**TASK REQUIREMENTS**
Type out all the records word for word. Any pictures are to be left out.

**SUPPLIED ENTRIES**
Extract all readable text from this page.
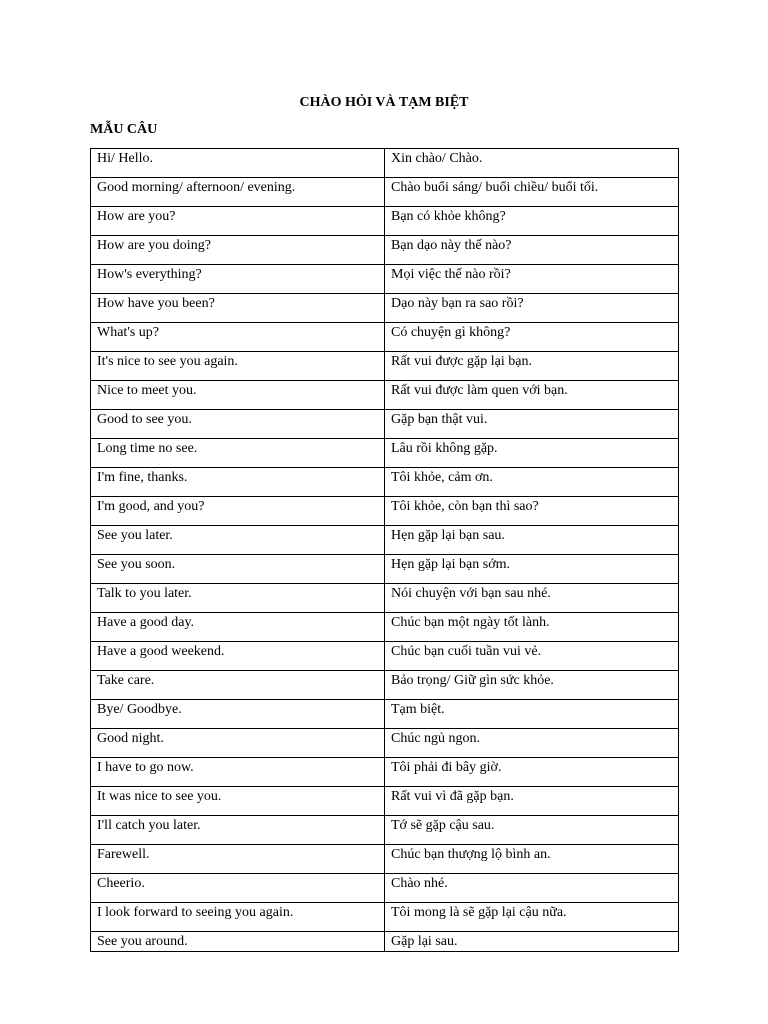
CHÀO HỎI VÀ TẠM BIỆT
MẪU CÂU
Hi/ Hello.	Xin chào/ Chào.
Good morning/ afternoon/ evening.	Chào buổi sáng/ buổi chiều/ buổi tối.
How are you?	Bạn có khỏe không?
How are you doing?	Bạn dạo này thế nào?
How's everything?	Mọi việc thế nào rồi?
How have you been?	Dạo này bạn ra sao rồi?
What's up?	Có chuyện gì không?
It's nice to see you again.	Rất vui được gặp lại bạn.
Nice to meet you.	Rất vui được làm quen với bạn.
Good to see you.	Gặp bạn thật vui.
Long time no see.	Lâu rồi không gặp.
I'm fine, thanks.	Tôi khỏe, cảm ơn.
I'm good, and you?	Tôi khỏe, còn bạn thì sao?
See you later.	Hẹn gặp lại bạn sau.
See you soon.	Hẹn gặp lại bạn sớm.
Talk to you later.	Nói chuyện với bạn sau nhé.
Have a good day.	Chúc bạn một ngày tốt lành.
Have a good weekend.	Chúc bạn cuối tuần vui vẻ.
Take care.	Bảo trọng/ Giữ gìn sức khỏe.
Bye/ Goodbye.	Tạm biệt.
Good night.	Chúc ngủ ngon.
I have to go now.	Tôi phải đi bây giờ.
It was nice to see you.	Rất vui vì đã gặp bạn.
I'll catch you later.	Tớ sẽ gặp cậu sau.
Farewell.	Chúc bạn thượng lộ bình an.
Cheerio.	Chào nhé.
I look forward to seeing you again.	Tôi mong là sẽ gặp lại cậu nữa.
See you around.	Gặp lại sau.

**RESULT OF THIS EXERCISE**
Extract all readable text from this page.
CHÀO HỎI VÀ TẠM BIỆT
MẪU CÂU
Hi/ Hello.	Xin chào/ Chào.
Good morning/ afternoon/ evening.	Chào buổi sáng/ buổi chiều/ buổi tối.
How are you?	Bạn có khỏe không?
How are you doing?	Bạn dạo này thế nào?
How's everything?	Mọi việc thế nào rồi?
How have you been?	Dạo này bạn ra sao rồi?
What's up?	Có chuyện gì không?
It's nice to see you again.	Rất vui được gặp lại bạn.
Nice to meet you.	Rất vui được làm quen với bạn.
Good to see you.	Gặp bạn thật vui.
Long time no see.	Lâu rồi không gặp.
I'm fine, thanks.	Tôi khỏe, cảm ơn.
I'm good, and you?	Tôi khỏe, còn bạn thì sao?
See you later.	Hẹn gặp lại bạn sau.
See you soon.	Hẹn gặp lại bạn sớm.
Talk to you later.	Nói chuyện với bạn sau nhé.
Have a good day.	Chúc bạn một ngày tốt lành.
Have a good weekend.	Chúc bạn cuối tuần vui vẻ.
Take care.	Bảo trọng/ Giữ gìn sức khỏe.
Bye/ Goodbye.	Tạm biệt.
Good night.	Chúc ngủ ngon.
I have to go now.	Tôi phải đi bây giờ.
It was nice to see you.	Rất vui vì đã gặp bạn.
I'll catch you later.	Tớ sẽ gặp cậu sau.
Farewell.	Chúc bạn thượng lộ bình an.
Cheerio.	Chào nhé.
I look forward to seeing you again.	Tôi mong là sẽ gặp lại cậu nữa.
See you around.	Gặp lại sau.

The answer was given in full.